▶ [Aim]
Pick out every line in the listing that contains the string "title", matching its case.
** BEGIN **
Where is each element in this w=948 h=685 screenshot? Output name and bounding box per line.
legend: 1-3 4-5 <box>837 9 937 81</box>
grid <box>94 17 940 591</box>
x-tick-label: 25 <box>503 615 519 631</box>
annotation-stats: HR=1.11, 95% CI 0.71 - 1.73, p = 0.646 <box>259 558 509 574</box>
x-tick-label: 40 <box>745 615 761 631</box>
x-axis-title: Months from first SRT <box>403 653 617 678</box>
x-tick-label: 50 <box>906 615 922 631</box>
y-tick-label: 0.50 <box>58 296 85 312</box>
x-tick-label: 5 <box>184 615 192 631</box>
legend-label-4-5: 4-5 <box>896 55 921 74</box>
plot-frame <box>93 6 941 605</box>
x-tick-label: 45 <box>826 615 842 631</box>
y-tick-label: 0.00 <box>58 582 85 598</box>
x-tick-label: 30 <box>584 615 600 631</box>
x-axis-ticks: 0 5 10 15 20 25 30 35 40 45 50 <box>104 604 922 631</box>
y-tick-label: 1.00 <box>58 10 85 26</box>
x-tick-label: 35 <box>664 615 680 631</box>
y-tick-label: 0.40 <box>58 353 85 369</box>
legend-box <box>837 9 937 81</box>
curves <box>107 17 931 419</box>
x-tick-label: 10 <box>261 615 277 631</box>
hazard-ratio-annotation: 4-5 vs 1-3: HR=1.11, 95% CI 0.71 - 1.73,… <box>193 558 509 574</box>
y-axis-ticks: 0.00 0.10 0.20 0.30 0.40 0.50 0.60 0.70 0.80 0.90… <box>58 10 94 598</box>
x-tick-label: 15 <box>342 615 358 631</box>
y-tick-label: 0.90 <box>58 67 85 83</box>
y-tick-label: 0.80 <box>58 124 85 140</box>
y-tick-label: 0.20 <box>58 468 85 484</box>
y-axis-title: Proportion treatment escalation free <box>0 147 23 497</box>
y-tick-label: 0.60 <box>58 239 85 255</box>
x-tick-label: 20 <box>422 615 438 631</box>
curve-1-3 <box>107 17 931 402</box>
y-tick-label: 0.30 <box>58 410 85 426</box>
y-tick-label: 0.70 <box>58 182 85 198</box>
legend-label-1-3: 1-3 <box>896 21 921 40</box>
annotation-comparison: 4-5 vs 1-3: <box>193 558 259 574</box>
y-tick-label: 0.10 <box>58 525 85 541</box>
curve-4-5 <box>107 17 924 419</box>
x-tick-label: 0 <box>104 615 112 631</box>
** END **
▶ [Result of this exercise]
x-axis-title: Months from first SRT <box>403 653 617 678</box>
y-axis-title: Proportion treatment escalation free <box>0 147 23 497</box>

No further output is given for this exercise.